**Challenge:** Look through the records and report how many lines include the word "arquitectura", with no other words.

**Task input:**
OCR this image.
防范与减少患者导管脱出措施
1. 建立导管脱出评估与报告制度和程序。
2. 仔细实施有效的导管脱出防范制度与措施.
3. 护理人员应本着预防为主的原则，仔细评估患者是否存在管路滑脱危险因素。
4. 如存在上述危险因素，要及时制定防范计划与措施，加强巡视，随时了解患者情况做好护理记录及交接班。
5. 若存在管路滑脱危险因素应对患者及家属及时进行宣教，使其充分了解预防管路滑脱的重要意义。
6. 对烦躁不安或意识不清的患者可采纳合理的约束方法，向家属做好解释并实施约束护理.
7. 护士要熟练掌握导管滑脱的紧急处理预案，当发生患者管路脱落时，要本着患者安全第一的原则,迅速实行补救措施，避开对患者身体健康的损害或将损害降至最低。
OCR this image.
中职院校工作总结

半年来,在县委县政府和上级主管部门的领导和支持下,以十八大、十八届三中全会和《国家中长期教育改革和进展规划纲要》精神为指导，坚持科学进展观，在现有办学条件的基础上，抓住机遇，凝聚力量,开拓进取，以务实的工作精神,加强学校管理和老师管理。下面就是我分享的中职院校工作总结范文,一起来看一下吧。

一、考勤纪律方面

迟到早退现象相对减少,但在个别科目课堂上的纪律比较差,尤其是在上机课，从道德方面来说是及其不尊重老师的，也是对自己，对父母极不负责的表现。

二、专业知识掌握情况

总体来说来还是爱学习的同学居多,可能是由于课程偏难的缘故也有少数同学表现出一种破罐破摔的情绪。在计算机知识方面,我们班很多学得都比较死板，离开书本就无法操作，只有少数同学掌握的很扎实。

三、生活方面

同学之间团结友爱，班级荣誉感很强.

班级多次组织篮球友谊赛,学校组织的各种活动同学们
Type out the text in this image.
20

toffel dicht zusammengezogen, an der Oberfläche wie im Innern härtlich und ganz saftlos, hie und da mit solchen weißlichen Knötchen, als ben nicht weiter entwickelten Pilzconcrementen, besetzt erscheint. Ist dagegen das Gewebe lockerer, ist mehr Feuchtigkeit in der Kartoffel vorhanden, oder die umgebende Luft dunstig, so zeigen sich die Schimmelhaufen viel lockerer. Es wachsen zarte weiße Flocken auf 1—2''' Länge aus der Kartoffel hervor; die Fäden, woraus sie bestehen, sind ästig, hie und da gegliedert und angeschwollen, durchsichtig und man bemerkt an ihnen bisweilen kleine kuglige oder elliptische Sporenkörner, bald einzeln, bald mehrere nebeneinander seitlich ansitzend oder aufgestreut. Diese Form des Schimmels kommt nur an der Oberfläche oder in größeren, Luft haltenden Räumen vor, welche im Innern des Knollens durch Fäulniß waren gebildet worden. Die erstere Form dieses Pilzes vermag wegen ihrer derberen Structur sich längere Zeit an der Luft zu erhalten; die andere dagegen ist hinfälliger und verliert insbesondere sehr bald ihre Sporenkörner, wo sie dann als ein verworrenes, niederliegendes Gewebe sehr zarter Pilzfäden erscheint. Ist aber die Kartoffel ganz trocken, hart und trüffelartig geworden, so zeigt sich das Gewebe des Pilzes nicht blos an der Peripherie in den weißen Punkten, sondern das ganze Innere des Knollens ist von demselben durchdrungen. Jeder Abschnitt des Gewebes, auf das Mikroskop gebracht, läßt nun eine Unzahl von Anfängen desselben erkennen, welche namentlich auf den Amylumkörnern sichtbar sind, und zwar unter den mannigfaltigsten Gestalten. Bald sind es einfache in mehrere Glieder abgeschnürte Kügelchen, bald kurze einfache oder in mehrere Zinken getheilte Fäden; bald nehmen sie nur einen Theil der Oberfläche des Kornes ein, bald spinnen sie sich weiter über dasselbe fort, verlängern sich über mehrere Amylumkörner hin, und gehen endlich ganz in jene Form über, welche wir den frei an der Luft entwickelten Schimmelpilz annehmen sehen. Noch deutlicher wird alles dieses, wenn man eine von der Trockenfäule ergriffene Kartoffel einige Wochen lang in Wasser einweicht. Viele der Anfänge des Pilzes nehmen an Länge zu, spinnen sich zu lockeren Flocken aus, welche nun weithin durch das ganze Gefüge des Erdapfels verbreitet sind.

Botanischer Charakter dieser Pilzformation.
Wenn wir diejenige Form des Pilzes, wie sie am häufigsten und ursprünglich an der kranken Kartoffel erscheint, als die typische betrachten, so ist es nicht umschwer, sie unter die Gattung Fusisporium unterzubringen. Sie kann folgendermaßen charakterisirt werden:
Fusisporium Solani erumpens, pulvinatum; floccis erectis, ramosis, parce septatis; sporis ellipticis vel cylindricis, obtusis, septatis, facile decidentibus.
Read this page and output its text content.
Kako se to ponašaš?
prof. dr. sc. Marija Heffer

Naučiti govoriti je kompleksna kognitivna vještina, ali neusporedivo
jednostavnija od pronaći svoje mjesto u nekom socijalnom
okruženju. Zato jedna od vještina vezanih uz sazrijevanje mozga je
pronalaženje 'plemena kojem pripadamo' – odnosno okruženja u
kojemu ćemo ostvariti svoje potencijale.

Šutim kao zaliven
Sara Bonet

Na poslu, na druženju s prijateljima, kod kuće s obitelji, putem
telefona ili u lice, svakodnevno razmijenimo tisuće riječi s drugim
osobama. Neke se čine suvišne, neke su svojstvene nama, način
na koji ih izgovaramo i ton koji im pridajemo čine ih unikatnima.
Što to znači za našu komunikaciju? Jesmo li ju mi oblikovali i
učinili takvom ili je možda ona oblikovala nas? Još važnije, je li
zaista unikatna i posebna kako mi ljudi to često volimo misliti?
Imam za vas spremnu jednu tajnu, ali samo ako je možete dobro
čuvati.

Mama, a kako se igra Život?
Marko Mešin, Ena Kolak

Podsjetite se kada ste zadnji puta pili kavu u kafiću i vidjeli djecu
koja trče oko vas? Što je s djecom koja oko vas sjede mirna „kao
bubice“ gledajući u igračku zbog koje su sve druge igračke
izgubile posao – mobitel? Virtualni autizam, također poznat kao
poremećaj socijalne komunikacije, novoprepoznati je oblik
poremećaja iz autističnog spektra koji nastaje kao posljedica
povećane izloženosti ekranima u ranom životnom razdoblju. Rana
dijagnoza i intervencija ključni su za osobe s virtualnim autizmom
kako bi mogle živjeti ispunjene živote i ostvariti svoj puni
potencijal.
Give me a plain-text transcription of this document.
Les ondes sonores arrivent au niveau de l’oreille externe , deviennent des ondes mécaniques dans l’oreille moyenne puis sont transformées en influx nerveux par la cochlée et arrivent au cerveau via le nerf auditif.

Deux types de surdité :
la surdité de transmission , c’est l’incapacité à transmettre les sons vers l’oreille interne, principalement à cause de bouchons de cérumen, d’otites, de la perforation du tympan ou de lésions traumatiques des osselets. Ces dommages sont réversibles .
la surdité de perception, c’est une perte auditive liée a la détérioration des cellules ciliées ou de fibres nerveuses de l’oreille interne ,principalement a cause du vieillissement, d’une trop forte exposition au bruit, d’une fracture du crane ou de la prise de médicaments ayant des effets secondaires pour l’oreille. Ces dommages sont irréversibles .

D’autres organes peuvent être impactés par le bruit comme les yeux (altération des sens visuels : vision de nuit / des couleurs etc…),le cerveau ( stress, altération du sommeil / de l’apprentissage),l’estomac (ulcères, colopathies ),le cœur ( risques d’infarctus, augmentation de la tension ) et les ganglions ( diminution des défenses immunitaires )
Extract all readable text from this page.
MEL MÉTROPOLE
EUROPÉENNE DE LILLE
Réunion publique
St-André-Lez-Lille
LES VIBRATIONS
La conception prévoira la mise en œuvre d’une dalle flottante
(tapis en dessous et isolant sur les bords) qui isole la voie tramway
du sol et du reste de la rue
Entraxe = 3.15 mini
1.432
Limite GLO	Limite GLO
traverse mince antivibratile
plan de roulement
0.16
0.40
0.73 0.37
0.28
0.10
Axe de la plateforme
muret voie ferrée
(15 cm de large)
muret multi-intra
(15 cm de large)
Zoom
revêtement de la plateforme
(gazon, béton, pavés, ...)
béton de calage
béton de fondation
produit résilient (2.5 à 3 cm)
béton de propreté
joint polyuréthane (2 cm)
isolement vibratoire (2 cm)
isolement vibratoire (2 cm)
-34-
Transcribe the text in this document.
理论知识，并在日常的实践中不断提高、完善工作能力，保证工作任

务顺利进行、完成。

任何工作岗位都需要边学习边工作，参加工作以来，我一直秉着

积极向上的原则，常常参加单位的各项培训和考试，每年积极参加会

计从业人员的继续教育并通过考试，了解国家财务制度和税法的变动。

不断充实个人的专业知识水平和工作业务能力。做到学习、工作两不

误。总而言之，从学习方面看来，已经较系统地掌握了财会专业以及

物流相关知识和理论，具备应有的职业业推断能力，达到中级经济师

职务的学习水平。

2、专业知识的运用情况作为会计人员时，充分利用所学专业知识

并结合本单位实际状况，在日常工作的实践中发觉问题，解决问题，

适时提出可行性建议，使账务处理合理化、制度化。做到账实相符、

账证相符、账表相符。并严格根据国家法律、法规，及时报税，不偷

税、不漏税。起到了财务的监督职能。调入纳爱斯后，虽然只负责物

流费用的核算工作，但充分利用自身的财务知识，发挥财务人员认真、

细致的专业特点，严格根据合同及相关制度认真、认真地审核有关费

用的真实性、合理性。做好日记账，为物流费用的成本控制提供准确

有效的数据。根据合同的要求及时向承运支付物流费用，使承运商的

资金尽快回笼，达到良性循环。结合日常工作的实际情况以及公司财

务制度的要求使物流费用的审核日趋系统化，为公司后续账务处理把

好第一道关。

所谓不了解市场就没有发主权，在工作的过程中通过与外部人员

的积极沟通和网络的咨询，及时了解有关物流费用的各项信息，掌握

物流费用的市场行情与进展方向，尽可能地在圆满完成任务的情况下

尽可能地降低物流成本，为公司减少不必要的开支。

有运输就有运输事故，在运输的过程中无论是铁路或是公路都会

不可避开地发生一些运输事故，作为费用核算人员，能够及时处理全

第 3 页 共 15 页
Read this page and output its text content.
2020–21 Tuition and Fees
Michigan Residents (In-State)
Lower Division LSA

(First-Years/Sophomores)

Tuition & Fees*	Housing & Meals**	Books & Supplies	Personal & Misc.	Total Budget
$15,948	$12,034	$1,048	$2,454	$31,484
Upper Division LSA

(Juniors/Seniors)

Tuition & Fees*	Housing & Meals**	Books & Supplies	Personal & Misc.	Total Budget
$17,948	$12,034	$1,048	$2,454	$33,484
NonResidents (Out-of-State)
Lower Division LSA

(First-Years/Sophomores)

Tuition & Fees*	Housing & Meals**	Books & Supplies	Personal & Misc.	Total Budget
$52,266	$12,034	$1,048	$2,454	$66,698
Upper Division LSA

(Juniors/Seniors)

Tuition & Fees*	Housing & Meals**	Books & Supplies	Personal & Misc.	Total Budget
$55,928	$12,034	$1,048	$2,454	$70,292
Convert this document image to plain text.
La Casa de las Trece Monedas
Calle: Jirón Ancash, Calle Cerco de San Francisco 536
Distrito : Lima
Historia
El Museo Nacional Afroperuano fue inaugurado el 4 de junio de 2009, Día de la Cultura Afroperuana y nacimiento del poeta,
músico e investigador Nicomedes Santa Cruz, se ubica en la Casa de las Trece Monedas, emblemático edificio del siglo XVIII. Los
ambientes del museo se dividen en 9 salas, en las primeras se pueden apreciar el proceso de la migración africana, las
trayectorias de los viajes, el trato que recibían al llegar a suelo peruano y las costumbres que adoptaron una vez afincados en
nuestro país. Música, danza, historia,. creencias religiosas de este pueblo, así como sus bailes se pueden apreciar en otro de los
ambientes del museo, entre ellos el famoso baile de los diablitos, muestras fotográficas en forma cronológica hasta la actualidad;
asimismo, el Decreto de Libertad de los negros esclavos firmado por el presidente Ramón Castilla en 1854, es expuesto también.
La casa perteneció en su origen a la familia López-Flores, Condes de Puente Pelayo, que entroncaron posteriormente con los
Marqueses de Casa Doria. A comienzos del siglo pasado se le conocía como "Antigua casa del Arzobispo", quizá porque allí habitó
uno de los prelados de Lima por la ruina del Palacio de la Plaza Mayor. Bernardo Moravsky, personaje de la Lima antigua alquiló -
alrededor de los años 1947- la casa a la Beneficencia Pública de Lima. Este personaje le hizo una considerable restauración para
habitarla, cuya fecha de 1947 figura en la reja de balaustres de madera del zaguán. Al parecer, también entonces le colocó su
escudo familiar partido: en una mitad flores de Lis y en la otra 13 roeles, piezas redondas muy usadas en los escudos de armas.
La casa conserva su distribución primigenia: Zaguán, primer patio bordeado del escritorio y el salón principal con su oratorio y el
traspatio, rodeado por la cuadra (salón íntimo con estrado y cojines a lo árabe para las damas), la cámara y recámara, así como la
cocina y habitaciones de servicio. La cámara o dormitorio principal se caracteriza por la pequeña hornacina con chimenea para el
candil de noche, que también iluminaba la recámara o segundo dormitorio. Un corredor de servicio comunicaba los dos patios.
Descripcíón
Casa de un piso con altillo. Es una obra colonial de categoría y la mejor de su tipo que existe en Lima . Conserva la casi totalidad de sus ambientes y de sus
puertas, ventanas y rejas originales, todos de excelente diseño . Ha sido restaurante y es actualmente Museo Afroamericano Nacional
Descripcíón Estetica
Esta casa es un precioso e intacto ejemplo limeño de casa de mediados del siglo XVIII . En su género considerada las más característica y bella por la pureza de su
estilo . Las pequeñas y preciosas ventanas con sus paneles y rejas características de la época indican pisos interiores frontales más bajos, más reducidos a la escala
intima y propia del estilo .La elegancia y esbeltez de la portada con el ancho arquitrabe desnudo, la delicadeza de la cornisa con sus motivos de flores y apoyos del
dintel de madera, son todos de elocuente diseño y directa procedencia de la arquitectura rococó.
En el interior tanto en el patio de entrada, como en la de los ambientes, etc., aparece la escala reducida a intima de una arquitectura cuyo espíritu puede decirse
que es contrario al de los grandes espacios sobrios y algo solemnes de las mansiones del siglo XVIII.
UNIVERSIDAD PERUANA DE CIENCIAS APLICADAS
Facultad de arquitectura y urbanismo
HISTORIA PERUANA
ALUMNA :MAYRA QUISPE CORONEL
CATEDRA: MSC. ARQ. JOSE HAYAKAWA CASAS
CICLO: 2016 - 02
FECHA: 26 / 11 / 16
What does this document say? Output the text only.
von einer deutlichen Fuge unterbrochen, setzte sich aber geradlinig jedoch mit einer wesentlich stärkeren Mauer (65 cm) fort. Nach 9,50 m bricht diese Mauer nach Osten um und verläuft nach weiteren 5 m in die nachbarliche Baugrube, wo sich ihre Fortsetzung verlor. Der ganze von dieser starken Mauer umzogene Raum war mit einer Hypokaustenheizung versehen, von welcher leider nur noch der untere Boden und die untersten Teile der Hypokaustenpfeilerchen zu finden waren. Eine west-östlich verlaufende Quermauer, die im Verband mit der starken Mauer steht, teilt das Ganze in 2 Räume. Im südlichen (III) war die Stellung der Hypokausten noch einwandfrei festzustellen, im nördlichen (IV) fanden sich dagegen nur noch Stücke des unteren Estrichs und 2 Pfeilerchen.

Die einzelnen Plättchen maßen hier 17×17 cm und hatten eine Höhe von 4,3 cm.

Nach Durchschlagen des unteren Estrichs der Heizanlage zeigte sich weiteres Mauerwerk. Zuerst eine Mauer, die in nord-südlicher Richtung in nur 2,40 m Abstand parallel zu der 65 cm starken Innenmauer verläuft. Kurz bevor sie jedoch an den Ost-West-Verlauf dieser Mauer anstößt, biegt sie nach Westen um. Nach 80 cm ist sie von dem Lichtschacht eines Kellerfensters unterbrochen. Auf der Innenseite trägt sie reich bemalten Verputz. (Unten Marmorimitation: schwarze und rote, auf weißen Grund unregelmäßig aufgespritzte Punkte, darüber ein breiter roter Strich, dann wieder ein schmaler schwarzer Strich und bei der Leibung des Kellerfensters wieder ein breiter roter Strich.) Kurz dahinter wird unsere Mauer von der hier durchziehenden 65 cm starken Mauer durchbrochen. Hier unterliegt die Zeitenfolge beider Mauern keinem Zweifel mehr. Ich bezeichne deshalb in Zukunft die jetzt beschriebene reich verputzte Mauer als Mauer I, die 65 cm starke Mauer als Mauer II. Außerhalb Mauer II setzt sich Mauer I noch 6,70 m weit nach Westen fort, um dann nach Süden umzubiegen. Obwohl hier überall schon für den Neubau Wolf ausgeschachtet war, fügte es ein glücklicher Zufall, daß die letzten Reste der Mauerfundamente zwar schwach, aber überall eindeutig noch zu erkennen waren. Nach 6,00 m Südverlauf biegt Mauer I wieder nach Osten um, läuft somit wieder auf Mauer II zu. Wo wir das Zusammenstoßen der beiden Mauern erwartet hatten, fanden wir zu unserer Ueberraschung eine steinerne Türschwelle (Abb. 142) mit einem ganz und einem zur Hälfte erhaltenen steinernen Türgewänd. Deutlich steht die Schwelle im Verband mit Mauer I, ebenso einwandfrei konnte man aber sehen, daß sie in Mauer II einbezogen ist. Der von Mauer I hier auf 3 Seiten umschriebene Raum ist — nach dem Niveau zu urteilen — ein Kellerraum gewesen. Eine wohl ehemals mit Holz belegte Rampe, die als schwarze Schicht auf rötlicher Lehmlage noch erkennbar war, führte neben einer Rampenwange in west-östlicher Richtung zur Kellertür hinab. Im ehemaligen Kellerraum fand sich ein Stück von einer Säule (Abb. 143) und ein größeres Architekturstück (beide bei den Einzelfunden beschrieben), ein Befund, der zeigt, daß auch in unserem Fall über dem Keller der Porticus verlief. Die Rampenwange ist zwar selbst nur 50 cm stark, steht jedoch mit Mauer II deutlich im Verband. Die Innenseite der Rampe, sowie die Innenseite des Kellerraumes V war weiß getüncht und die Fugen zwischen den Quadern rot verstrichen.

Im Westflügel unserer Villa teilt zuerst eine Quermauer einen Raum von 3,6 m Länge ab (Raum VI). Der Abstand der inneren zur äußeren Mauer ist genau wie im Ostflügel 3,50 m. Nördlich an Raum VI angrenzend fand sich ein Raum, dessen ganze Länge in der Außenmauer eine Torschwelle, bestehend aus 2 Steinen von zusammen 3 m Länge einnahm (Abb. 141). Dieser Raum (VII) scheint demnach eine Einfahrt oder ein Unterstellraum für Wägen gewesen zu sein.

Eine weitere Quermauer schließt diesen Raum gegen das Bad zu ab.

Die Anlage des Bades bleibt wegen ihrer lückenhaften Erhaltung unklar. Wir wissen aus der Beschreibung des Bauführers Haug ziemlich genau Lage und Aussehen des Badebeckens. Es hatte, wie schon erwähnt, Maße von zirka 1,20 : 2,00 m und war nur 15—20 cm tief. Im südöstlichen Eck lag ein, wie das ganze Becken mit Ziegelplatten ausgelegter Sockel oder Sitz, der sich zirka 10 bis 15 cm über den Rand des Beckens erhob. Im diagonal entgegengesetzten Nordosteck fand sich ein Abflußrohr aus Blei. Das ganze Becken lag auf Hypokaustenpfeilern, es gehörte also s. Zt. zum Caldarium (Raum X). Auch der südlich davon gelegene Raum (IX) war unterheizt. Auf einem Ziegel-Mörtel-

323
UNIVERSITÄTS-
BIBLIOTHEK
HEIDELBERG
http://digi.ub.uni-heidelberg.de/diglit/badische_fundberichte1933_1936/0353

**In response:** 3